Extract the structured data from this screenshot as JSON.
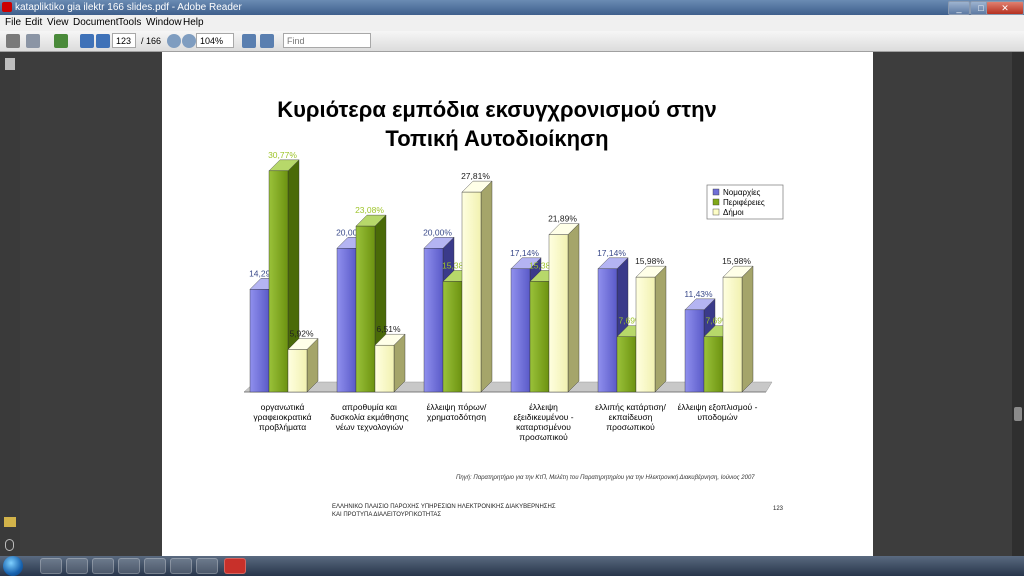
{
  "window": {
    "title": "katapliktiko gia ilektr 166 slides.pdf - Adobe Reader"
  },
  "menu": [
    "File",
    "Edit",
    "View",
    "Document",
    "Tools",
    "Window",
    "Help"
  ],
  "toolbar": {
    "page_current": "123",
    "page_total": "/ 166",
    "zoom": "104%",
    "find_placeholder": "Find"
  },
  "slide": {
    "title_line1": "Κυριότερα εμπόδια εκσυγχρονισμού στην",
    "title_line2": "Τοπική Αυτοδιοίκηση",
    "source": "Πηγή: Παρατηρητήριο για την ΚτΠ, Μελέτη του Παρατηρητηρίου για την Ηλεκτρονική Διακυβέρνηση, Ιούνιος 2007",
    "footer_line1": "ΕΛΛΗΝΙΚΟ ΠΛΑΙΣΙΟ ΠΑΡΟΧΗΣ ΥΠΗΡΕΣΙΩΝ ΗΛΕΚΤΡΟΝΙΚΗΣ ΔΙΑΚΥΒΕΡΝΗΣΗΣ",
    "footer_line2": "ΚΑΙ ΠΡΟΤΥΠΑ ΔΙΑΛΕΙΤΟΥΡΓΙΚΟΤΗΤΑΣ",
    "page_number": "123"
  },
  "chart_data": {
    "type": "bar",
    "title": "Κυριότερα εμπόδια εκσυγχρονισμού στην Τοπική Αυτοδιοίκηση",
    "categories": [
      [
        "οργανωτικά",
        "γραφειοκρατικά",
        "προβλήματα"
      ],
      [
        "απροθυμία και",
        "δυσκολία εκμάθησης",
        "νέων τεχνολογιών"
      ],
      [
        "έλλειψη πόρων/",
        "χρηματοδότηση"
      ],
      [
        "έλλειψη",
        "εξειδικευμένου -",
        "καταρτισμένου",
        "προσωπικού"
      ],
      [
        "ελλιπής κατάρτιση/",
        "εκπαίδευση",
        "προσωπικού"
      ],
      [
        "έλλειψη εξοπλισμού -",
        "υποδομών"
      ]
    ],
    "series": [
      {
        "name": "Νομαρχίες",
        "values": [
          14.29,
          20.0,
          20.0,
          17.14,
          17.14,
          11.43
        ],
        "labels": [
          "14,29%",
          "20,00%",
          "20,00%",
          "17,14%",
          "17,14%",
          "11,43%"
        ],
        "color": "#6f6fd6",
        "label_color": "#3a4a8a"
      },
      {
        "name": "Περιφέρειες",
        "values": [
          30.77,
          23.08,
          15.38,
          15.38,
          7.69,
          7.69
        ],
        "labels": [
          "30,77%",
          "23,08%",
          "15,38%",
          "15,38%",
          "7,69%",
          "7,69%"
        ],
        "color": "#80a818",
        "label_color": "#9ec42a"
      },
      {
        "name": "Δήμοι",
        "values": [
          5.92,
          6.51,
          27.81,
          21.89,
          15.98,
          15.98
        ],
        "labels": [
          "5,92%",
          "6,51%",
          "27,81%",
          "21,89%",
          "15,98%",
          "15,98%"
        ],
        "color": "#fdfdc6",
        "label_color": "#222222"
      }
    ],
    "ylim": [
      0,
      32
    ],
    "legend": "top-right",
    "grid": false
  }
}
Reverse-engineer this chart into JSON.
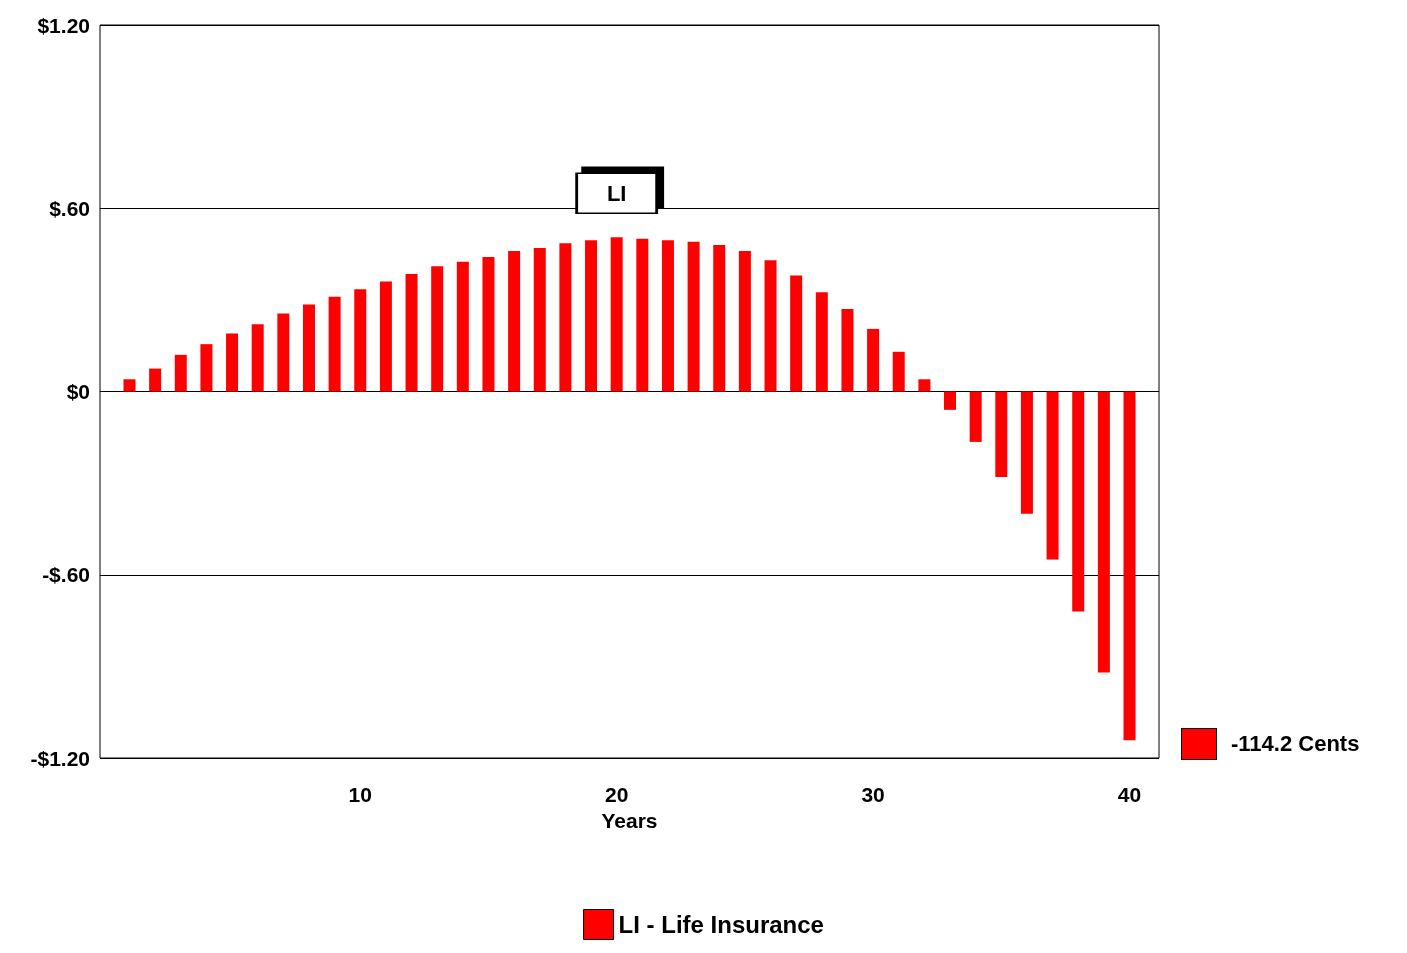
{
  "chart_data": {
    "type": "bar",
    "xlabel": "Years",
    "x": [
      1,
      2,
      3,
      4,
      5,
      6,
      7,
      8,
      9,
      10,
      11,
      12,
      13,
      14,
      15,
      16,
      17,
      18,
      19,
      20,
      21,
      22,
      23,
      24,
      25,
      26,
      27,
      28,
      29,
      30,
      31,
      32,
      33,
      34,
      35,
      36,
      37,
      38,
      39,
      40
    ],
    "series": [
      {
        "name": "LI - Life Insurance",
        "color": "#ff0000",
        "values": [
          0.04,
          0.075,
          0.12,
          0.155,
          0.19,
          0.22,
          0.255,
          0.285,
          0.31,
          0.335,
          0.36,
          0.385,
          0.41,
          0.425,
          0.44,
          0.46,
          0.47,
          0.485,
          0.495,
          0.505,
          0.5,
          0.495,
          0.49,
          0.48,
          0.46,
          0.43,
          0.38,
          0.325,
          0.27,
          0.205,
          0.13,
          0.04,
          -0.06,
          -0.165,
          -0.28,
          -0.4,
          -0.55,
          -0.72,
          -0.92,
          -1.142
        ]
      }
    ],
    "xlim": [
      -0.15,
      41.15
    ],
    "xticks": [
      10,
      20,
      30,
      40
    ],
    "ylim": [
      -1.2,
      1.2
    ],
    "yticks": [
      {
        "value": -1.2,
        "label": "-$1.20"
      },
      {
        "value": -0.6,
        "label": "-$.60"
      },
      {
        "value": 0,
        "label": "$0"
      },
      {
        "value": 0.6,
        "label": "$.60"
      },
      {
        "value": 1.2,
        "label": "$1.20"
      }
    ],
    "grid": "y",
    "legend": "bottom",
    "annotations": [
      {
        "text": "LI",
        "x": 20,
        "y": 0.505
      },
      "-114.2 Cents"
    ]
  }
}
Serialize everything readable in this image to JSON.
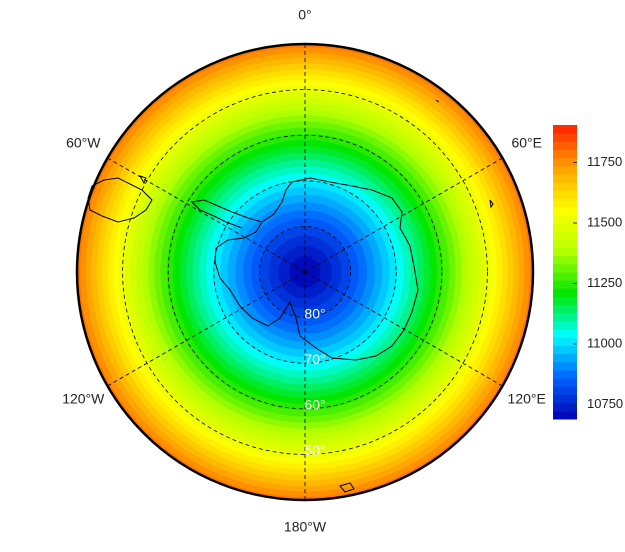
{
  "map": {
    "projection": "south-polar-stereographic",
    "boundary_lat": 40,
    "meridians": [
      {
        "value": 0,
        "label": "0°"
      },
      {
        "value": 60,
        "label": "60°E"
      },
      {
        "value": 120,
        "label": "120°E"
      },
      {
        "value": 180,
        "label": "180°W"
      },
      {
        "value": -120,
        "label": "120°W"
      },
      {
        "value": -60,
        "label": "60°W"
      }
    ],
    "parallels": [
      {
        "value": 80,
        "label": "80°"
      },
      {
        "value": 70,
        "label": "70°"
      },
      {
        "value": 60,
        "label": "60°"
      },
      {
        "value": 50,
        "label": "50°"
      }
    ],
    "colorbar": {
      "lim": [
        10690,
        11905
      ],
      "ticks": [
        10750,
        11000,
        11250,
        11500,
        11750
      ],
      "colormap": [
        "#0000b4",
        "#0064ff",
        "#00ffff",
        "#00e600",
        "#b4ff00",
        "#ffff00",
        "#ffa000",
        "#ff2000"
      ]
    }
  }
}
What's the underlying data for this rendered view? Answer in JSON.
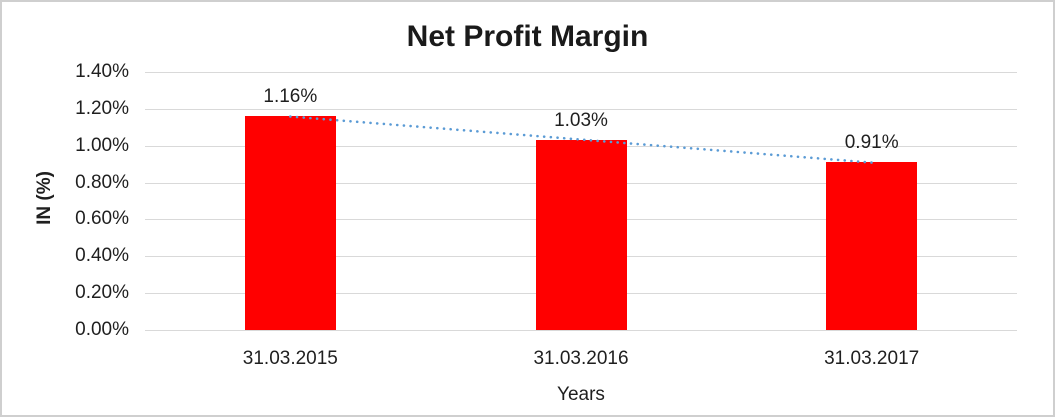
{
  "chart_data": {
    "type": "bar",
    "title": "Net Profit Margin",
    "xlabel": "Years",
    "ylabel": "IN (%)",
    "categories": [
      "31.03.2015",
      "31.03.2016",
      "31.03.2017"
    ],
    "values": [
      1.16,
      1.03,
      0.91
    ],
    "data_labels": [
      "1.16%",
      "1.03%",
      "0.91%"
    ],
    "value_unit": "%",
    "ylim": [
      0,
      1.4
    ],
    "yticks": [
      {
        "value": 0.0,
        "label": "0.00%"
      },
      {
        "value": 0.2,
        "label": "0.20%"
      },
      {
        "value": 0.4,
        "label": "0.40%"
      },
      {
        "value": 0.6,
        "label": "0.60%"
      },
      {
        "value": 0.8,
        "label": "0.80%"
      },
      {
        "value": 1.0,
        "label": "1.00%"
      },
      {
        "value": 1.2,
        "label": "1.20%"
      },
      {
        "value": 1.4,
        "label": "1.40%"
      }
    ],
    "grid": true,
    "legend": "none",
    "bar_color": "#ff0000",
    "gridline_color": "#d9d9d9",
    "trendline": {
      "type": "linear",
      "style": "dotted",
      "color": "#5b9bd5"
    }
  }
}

++++

#### What the task requires:
Check each line of the entries above, and show every one holding the word "Κυριότερα".

#### Full response:
    "title_line1": "Κυριότερα εμπόδια εκσυγχρονισμού στην",
    "title": "Κυριότερα εμπόδια εκσυγχρονισμού στην Τοπική Αυτοδιοίκηση",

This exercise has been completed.